** START Provided data **

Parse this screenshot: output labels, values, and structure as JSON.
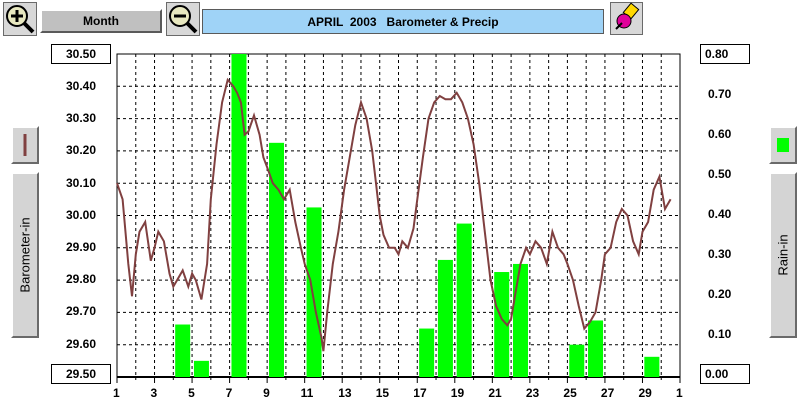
{
  "toolbar": {
    "range_label": "Month",
    "title": "APRIL  2003   Barometer & Precip"
  },
  "left_axis": {
    "label": "Barometer-in",
    "min_label": "29.50",
    "max_label": "30.50",
    "ticks": [
      "30.40",
      "30.30",
      "30.20",
      "30.10",
      "30.00",
      "29.90",
      "29.80",
      "29.70",
      "29.60"
    ]
  },
  "right_axis": {
    "label": "Rain-in",
    "min_label": "0.00",
    "max_label": "0.80",
    "ticks": [
      "0.70",
      "0.60",
      "0.50",
      "0.40",
      "0.30",
      "0.20",
      "0.10"
    ]
  },
  "x_axis": {
    "ticks": [
      "1",
      "3",
      "5",
      "7",
      "9",
      "11",
      "13",
      "15",
      "17",
      "19",
      "21",
      "23",
      "25",
      "27",
      "29",
      "1"
    ]
  },
  "colors": {
    "barometer": "#804040",
    "rain": "#00ff00",
    "title_bg": "#9fd3f7",
    "grid": "#000000"
  },
  "icons": {
    "zoom_in": "zoom-in-icon",
    "zoom_out": "zoom-out-icon",
    "paint": "paint-icon",
    "barometer_legend": "barometer-legend-icon",
    "rain_legend": "rain-legend-icon"
  },
  "chart_data": {
    "type": "line",
    "title": "APRIL  2003   Barometer & Precip",
    "xlabel": "",
    "ylabel": "Barometer-in",
    "y2label": "Rain-in",
    "xlim": [
      1,
      31
    ],
    "ylim": [
      29.5,
      30.5
    ],
    "y2lim": [
      0,
      0.8
    ],
    "grid": true,
    "series": [
      {
        "name": "Barometer-in",
        "type": "line",
        "axis": "left",
        "x": [
          1.0,
          1.3,
          1.6,
          1.8,
          2.0,
          2.2,
          2.5,
          2.8,
          3.0,
          3.2,
          3.5,
          3.8,
          4.0,
          4.2,
          4.5,
          4.8,
          5.0,
          5.2,
          5.5,
          5.8,
          6.0,
          6.3,
          6.6,
          6.9,
          7.2,
          7.4,
          7.6,
          7.8,
          8.0,
          8.3,
          8.6,
          8.8,
          9.0,
          9.3,
          9.6,
          9.9,
          10.2,
          10.5,
          10.8,
          11.0,
          11.3,
          11.6,
          11.9,
          12.0,
          12.2,
          12.5,
          12.8,
          13.1,
          13.4,
          13.7,
          14.0,
          14.3,
          14.6,
          14.8,
          15.0,
          15.2,
          15.5,
          15.8,
          16.0,
          16.2,
          16.5,
          16.8,
          17.0,
          17.3,
          17.6,
          17.9,
          18.2,
          18.5,
          18.8,
          19.1,
          19.4,
          19.7,
          20.0,
          20.3,
          20.6,
          20.9,
          21.2,
          21.5,
          21.8,
          22.0,
          22.2,
          22.5,
          22.8,
          23.0,
          23.3,
          23.6,
          23.9,
          24.2,
          24.5,
          24.8,
          25.0,
          25.3,
          25.6,
          25.9,
          26.2,
          26.5,
          26.8,
          27.0,
          27.3,
          27.6,
          27.9,
          28.2,
          28.5,
          28.8,
          29.0,
          29.3,
          29.6,
          29.9,
          30.2,
          30.5
        ],
        "values": [
          30.1,
          30.05,
          29.85,
          29.75,
          29.88,
          29.95,
          29.98,
          29.86,
          29.9,
          29.95,
          29.92,
          29.82,
          29.78,
          29.8,
          29.83,
          29.78,
          29.82,
          29.8,
          29.74,
          29.85,
          30.05,
          30.22,
          30.35,
          30.42,
          30.4,
          30.38,
          30.35,
          30.25,
          30.26,
          30.31,
          30.25,
          30.18,
          30.15,
          30.1,
          30.08,
          30.05,
          30.08,
          29.98,
          29.9,
          29.85,
          29.8,
          29.7,
          29.62,
          29.58,
          29.7,
          29.85,
          29.95,
          30.08,
          30.18,
          30.28,
          30.35,
          30.3,
          30.2,
          30.1,
          30.0,
          29.94,
          29.9,
          29.9,
          29.88,
          29.92,
          29.9,
          29.96,
          30.05,
          30.18,
          30.3,
          30.35,
          30.37,
          30.36,
          30.36,
          30.38,
          30.35,
          30.3,
          30.22,
          30.1,
          29.95,
          29.8,
          29.72,
          29.68,
          29.66,
          29.68,
          29.75,
          29.85,
          29.9,
          29.88,
          29.92,
          29.9,
          29.85,
          29.95,
          29.9,
          29.88,
          29.85,
          29.8,
          29.72,
          29.65,
          29.67,
          29.7,
          29.8,
          29.88,
          29.9,
          29.98,
          30.02,
          30.0,
          29.92,
          29.88,
          29.95,
          29.98,
          30.08,
          30.12,
          30.02,
          30.05
        ]
      },
      {
        "name": "Rain-in",
        "type": "bar",
        "axis": "right",
        "x": [
          4.5,
          5.5,
          7.5,
          9.5,
          11.5,
          17.5,
          18.5,
          19.5,
          21.5,
          22.5,
          25.5,
          26.5,
          29.5
        ],
        "values": [
          0.13,
          0.04,
          0.8,
          0.58,
          0.42,
          0.12,
          0.29,
          0.38,
          0.26,
          0.28,
          0.08,
          0.14,
          0.05
        ]
      }
    ]
  }
}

** END Provided data **

Pull every line containing "Precip" from the material above.

- _Solved problem_:
    "title": "APRIL  2003   Barometer & Precip"
    "title": "APRIL  2003   Barometer & Precip",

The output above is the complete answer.